Task instructions:
Examine the entries and show every line in which the word "name" is found.

Recorded information:
>>>>>
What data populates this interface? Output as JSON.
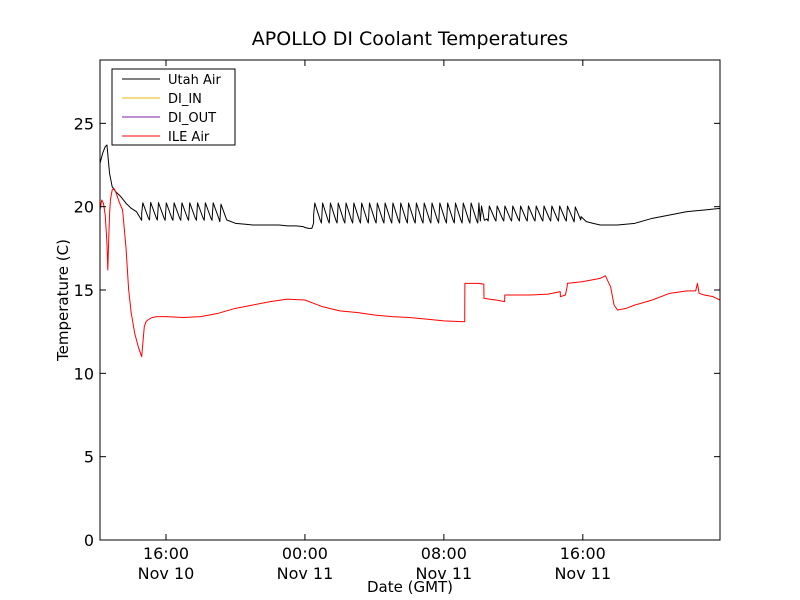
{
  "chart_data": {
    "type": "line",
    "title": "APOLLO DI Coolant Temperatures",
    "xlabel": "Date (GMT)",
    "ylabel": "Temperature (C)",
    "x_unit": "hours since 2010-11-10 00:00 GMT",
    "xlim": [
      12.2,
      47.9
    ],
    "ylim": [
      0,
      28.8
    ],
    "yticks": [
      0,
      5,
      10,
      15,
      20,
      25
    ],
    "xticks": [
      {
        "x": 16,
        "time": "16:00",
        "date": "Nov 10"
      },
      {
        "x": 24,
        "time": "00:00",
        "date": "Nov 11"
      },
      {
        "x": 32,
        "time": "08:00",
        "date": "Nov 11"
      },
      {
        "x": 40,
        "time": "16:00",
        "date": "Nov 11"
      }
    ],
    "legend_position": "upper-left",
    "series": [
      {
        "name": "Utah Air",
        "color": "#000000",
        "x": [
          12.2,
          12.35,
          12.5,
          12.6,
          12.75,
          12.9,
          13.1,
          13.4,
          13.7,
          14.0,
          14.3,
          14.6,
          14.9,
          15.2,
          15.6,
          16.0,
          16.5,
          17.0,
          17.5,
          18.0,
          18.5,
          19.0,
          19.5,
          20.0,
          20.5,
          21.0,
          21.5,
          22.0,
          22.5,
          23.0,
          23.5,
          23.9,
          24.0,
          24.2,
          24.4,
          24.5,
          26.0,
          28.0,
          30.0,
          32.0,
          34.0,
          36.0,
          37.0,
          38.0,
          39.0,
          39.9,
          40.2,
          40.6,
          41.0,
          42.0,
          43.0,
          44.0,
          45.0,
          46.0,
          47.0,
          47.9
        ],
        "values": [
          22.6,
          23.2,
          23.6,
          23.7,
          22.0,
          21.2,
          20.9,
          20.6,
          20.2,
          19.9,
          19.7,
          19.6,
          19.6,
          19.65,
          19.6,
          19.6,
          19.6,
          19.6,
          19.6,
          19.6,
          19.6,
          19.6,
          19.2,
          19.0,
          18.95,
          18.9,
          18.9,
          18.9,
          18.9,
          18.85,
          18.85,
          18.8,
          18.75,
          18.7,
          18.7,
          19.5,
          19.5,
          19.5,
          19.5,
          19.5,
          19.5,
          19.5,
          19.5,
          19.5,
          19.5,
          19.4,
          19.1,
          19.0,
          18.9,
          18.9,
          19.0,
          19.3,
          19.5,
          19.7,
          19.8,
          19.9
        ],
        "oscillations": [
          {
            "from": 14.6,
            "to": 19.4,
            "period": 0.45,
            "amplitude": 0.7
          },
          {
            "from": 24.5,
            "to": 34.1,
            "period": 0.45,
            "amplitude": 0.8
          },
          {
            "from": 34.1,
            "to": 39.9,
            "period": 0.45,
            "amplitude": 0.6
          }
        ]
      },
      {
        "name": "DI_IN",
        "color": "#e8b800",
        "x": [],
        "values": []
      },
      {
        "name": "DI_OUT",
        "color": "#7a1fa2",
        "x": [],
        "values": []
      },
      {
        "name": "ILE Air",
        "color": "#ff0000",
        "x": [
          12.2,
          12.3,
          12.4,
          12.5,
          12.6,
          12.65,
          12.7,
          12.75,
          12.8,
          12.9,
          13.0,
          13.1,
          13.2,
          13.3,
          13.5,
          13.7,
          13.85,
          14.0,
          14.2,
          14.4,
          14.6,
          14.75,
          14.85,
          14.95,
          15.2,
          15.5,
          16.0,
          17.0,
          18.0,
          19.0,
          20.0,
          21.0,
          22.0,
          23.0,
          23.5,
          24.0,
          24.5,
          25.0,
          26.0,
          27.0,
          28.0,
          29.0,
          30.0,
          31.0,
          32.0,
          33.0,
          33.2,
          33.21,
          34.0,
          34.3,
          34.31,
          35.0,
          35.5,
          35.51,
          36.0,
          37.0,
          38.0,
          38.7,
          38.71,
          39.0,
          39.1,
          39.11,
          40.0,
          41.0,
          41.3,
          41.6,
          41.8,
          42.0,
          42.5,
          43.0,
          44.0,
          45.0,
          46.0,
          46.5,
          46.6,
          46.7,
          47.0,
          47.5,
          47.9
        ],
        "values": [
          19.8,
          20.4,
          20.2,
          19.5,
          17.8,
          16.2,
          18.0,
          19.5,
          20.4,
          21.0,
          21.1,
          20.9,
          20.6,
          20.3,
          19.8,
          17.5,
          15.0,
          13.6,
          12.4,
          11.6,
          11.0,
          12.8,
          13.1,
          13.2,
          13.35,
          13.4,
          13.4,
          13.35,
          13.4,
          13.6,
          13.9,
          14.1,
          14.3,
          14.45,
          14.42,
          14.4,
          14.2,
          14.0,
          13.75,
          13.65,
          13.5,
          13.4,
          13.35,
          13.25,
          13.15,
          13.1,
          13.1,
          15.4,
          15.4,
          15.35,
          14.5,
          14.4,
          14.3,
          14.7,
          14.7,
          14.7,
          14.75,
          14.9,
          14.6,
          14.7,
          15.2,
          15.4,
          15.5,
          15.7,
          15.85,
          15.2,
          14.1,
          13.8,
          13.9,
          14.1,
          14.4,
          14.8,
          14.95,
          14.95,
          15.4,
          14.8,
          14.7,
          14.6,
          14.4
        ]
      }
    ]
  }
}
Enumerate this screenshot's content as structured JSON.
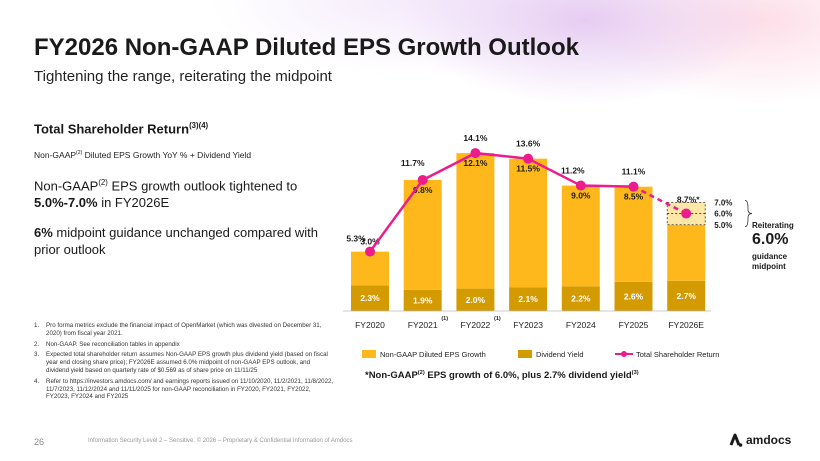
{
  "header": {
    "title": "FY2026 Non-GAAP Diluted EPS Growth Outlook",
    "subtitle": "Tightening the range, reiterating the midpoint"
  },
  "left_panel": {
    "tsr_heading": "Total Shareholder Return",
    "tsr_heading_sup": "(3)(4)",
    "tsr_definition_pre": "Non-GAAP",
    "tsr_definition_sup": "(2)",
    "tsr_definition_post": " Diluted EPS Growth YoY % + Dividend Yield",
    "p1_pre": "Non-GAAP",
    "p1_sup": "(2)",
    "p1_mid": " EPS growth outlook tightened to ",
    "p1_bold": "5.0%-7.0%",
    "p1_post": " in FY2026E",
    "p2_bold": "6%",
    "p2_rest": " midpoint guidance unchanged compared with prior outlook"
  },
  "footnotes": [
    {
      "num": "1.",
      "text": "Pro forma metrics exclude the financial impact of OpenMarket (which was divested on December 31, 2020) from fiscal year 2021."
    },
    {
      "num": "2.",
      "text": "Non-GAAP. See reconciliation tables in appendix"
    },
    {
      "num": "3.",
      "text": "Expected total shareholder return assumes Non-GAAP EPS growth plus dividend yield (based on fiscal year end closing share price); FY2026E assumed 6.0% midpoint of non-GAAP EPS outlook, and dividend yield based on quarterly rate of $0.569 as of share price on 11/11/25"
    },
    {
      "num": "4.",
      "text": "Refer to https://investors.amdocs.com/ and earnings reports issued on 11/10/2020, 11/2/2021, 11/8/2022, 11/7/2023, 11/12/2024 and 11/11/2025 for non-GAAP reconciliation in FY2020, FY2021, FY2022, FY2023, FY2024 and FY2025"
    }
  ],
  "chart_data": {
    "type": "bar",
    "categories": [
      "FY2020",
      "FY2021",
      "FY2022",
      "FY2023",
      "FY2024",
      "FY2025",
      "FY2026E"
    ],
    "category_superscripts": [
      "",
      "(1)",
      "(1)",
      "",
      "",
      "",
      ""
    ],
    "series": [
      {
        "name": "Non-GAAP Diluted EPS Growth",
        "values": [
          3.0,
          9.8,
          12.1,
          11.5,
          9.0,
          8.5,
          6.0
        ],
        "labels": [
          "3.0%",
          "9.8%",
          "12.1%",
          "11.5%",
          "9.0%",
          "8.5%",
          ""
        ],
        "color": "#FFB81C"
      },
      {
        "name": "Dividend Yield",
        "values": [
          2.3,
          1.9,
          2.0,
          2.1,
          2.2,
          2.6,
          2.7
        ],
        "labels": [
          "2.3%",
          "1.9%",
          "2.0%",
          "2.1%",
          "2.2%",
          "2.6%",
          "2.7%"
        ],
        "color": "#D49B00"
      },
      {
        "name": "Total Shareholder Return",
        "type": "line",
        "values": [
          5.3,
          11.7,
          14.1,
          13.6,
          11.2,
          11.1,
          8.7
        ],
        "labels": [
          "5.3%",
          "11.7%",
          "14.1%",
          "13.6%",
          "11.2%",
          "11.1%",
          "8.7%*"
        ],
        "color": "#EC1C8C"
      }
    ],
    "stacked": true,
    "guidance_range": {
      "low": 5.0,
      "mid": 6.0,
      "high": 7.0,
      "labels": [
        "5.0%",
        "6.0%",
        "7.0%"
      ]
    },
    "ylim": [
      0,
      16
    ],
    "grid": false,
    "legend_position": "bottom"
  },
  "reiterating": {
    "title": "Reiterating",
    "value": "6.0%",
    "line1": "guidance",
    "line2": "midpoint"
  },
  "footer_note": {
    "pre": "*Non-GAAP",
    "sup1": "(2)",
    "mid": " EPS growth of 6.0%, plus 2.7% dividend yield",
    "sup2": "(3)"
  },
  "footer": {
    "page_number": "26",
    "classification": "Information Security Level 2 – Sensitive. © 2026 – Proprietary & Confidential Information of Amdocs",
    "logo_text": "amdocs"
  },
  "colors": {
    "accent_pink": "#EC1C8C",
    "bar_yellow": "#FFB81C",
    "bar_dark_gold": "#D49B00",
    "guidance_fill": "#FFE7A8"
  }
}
<<<<<
>>>>>
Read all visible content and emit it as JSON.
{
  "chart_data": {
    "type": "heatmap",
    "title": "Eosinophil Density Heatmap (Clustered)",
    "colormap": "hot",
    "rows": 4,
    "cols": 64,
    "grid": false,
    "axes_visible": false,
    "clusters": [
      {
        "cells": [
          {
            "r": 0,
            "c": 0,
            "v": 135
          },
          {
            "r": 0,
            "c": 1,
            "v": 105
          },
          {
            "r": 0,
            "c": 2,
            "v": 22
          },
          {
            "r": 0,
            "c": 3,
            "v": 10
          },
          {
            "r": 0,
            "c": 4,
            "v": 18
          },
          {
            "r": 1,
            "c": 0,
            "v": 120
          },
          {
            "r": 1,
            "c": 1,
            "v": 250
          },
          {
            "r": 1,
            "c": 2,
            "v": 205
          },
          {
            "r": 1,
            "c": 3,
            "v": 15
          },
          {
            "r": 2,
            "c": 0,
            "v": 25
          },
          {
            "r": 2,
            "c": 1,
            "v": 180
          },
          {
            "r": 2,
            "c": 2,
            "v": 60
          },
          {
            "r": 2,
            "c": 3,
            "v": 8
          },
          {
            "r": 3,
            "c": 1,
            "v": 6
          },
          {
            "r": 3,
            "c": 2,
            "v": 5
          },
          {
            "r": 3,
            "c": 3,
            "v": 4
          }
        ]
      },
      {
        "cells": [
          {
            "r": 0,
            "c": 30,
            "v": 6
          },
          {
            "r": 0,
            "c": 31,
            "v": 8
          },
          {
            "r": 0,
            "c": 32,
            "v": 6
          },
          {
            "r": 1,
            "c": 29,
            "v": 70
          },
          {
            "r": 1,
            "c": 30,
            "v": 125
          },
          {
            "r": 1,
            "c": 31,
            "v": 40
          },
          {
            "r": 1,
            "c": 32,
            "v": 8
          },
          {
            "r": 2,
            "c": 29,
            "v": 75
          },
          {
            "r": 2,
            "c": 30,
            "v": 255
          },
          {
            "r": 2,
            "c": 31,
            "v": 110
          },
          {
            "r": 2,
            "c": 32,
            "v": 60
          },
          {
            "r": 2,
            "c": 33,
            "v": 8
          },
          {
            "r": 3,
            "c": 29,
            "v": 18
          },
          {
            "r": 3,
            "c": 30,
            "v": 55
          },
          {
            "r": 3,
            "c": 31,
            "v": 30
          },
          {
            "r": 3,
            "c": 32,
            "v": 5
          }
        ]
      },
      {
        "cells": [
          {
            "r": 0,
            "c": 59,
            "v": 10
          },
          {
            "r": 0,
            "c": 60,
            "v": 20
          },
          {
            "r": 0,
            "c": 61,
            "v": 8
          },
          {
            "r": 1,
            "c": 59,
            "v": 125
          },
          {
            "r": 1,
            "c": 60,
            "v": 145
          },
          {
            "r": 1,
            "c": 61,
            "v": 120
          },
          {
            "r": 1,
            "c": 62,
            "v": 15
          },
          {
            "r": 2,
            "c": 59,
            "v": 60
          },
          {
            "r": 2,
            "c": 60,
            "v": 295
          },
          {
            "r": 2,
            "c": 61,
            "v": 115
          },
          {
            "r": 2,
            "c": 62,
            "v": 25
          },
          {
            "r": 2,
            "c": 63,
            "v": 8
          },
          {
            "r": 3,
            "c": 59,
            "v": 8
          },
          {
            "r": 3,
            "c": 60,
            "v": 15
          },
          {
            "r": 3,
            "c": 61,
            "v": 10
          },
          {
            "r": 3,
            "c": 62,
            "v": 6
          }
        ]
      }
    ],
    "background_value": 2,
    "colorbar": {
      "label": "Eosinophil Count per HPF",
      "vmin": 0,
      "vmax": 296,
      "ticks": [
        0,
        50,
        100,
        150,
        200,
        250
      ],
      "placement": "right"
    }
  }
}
<<<<<
Written answer:
        "name": "Utah Air",
        "name": "DI_IN",
        "name": "DI_OUT",
        "name": "ILE Air",
        "name": "Non-GAAP Diluted EPS Growth",
        "name": "Dividend Yield",
        "name": "Total Shareholder Return",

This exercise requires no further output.